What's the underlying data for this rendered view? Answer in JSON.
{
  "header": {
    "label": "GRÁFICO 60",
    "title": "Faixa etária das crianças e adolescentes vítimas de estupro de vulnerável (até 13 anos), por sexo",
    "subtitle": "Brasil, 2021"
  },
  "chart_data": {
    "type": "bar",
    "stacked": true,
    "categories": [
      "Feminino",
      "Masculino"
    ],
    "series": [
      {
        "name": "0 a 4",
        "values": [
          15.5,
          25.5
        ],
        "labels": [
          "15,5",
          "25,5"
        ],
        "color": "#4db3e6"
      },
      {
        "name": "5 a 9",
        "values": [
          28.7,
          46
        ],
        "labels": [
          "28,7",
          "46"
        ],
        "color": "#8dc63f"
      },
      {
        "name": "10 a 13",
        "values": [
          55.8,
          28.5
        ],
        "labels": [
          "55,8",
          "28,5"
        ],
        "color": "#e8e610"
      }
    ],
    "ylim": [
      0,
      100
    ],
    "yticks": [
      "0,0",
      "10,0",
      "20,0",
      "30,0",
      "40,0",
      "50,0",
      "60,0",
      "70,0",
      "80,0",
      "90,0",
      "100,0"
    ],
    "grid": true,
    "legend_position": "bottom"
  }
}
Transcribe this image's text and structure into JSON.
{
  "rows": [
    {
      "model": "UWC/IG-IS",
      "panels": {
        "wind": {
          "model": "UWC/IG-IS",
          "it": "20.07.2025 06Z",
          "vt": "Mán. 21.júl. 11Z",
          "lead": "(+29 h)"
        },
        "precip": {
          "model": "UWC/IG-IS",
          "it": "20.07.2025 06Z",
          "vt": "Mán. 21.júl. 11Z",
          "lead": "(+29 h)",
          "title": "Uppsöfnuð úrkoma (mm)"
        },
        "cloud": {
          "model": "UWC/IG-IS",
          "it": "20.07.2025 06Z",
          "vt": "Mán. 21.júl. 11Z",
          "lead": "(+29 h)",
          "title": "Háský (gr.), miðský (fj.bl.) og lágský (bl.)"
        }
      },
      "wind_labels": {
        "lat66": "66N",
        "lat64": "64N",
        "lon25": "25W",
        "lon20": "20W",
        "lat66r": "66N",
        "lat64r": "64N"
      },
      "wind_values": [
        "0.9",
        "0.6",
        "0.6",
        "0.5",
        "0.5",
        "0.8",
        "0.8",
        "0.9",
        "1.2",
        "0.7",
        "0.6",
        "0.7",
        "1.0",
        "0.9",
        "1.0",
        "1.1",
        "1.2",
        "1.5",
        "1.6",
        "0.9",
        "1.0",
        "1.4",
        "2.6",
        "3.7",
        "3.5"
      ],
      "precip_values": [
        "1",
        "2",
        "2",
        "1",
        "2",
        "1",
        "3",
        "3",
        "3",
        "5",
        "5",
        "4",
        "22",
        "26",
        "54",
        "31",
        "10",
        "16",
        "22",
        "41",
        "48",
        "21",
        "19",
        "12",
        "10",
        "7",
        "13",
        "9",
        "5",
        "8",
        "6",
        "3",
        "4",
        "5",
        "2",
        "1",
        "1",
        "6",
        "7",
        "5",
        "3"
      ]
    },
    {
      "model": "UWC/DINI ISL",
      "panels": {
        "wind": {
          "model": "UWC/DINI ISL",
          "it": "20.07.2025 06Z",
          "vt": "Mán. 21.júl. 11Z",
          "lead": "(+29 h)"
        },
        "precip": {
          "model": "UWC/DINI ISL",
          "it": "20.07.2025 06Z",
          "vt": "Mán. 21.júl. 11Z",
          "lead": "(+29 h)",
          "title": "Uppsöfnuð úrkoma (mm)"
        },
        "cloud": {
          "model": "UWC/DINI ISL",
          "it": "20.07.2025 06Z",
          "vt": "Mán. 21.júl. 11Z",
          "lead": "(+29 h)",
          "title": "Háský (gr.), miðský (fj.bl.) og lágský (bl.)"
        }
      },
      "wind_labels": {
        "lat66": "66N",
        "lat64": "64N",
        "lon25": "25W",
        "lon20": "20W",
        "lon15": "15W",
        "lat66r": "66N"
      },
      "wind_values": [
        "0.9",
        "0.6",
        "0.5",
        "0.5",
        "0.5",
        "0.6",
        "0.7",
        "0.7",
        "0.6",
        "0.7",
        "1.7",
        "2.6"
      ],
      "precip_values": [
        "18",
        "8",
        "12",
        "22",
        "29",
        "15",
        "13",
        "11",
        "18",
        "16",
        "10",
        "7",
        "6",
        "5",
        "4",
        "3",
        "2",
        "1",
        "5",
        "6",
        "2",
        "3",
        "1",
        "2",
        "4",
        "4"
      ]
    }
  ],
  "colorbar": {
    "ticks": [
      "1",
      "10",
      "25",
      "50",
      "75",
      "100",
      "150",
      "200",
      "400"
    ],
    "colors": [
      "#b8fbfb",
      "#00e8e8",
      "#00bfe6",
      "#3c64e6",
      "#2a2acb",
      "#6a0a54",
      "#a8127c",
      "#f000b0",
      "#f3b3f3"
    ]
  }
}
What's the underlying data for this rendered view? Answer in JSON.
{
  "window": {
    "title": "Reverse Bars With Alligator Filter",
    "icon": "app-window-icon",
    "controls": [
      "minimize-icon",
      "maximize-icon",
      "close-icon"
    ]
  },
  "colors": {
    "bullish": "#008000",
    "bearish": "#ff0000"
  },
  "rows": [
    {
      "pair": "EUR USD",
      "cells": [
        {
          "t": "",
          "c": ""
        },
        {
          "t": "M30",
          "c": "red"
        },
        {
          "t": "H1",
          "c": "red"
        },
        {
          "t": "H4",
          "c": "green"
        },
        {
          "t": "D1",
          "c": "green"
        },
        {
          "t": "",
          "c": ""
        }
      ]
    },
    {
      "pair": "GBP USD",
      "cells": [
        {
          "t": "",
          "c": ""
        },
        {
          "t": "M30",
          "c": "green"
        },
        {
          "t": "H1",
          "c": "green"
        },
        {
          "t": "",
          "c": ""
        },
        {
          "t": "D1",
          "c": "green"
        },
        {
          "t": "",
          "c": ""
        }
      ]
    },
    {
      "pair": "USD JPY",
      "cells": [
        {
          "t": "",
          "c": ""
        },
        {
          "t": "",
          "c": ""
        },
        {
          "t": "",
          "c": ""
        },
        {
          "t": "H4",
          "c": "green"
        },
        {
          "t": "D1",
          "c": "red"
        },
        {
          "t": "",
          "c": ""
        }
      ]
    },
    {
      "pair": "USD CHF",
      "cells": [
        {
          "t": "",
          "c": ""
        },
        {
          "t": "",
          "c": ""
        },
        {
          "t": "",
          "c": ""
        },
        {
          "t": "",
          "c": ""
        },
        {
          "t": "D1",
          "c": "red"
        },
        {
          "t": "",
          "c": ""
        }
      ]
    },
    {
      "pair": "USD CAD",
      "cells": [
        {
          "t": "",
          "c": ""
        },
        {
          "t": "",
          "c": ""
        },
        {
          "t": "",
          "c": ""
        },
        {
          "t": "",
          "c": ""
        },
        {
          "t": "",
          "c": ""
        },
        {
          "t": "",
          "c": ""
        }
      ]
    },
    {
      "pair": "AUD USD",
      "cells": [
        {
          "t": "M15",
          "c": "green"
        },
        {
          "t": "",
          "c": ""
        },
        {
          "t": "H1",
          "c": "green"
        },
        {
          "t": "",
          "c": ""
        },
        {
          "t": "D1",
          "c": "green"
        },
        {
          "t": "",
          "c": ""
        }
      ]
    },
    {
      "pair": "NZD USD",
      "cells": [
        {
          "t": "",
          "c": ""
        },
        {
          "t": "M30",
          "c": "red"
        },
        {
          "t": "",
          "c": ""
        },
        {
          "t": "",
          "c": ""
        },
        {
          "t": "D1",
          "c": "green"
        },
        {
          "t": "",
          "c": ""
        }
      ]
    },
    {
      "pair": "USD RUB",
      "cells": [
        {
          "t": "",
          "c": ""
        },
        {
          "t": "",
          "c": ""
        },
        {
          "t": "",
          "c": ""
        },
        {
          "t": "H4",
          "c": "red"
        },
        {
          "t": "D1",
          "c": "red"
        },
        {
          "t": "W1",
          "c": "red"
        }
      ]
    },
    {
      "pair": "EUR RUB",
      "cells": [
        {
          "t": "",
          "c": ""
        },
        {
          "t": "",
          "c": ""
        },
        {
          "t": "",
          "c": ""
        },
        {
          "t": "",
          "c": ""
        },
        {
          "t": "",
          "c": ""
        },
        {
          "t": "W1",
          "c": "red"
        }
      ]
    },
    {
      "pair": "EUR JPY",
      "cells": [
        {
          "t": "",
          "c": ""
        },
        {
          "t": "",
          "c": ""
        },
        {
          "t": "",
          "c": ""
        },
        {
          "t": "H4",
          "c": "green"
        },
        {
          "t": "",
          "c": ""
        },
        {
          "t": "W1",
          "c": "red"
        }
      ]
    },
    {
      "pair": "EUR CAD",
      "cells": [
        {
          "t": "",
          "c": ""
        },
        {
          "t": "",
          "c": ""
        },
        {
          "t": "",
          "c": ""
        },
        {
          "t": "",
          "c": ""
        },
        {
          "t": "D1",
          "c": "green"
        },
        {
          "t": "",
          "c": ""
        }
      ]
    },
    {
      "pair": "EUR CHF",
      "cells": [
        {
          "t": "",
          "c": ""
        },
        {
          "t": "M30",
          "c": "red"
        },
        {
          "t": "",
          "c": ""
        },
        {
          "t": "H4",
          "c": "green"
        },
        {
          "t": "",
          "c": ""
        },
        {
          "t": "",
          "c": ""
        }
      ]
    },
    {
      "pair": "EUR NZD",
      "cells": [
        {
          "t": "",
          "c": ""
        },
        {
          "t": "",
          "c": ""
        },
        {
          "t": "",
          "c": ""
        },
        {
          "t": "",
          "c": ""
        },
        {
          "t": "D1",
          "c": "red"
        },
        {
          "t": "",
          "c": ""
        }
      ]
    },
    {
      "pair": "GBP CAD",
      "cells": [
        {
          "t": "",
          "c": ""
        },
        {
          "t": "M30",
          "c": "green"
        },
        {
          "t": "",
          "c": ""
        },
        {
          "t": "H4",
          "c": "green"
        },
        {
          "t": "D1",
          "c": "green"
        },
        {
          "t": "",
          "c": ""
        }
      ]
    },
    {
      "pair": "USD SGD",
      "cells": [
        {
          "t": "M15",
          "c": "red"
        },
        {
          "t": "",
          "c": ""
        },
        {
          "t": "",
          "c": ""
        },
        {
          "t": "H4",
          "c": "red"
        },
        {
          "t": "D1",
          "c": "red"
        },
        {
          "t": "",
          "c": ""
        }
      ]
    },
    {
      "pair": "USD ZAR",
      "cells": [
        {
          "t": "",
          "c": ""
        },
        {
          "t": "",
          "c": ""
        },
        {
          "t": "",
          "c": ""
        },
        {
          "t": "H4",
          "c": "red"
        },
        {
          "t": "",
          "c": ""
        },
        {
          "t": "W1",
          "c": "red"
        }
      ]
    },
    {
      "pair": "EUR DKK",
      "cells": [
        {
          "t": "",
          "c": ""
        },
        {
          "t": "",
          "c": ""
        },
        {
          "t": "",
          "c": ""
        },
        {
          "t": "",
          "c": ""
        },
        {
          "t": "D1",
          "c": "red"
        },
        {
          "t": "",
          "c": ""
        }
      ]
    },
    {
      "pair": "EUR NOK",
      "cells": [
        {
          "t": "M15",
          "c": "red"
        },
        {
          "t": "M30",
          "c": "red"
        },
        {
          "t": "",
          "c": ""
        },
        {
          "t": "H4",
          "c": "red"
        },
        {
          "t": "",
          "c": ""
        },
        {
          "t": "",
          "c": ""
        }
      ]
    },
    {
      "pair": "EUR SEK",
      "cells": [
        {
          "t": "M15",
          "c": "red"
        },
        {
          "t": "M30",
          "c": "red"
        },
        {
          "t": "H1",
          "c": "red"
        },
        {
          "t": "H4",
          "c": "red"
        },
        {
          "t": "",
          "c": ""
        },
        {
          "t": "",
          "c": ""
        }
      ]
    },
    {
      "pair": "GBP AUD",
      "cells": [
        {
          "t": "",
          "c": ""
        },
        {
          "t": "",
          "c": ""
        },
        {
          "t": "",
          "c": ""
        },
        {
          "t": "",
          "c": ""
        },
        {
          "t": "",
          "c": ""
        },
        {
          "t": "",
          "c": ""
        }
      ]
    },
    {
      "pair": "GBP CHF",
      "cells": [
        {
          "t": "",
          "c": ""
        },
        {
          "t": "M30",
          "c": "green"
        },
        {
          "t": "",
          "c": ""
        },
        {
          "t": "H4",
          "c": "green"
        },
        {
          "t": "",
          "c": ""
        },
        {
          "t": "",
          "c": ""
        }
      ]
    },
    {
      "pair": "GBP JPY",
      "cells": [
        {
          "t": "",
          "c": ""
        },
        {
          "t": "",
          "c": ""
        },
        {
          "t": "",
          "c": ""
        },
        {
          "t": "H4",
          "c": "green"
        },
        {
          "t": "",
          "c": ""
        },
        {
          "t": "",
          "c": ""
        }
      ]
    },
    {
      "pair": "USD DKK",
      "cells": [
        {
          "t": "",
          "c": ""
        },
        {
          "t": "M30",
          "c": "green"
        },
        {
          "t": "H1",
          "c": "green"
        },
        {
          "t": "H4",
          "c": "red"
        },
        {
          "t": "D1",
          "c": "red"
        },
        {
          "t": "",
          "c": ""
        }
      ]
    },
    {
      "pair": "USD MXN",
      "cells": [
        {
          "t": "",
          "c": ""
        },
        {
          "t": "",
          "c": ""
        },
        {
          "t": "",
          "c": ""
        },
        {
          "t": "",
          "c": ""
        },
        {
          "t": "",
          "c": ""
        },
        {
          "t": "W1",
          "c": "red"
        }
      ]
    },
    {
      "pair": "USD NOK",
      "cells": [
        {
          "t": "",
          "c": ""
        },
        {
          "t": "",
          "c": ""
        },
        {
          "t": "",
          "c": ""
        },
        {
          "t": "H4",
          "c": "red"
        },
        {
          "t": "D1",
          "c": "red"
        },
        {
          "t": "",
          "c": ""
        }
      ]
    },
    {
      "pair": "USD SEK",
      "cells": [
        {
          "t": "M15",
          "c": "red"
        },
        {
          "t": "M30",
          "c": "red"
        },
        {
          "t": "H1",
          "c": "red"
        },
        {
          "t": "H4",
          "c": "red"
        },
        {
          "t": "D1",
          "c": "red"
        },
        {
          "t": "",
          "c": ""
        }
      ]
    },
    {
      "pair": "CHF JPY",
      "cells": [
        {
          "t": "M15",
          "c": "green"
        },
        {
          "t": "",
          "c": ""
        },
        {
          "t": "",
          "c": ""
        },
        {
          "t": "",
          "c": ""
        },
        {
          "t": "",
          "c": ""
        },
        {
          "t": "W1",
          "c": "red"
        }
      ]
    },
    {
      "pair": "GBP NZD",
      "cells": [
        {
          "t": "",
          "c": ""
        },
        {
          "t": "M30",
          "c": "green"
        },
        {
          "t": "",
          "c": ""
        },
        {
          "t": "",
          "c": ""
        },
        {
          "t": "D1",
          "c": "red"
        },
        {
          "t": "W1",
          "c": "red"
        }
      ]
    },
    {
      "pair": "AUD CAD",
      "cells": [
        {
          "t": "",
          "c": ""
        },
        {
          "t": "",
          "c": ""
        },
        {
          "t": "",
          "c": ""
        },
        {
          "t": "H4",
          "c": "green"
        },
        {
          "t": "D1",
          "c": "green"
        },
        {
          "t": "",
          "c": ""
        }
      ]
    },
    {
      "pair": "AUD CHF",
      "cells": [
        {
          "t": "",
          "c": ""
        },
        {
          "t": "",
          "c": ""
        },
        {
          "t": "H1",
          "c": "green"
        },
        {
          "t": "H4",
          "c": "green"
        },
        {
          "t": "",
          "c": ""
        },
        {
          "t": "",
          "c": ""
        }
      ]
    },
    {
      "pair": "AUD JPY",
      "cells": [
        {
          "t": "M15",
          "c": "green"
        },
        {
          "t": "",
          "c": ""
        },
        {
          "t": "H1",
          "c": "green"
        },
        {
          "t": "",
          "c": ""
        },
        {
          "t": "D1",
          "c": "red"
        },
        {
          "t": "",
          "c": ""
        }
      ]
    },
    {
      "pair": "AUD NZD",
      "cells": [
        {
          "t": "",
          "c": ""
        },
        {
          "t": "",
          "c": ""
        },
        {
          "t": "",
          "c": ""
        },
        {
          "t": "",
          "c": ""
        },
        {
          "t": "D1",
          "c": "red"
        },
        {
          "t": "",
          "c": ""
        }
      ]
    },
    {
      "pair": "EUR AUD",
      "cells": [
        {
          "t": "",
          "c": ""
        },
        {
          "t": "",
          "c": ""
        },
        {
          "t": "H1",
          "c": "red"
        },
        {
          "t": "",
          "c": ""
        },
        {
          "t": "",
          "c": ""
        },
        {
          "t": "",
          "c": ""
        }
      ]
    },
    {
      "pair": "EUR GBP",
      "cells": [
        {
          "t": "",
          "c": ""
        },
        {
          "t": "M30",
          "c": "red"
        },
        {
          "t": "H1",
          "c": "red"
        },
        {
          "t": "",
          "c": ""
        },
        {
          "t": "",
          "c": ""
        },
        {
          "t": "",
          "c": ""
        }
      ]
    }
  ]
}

·····

__What to work on__
In the listing above, locate each line with "icon" and copy it.

__Response to this exercise__
    "icon": "app-window-icon",
      "minimize-icon",
      "maximize-icon",
      "close-icon"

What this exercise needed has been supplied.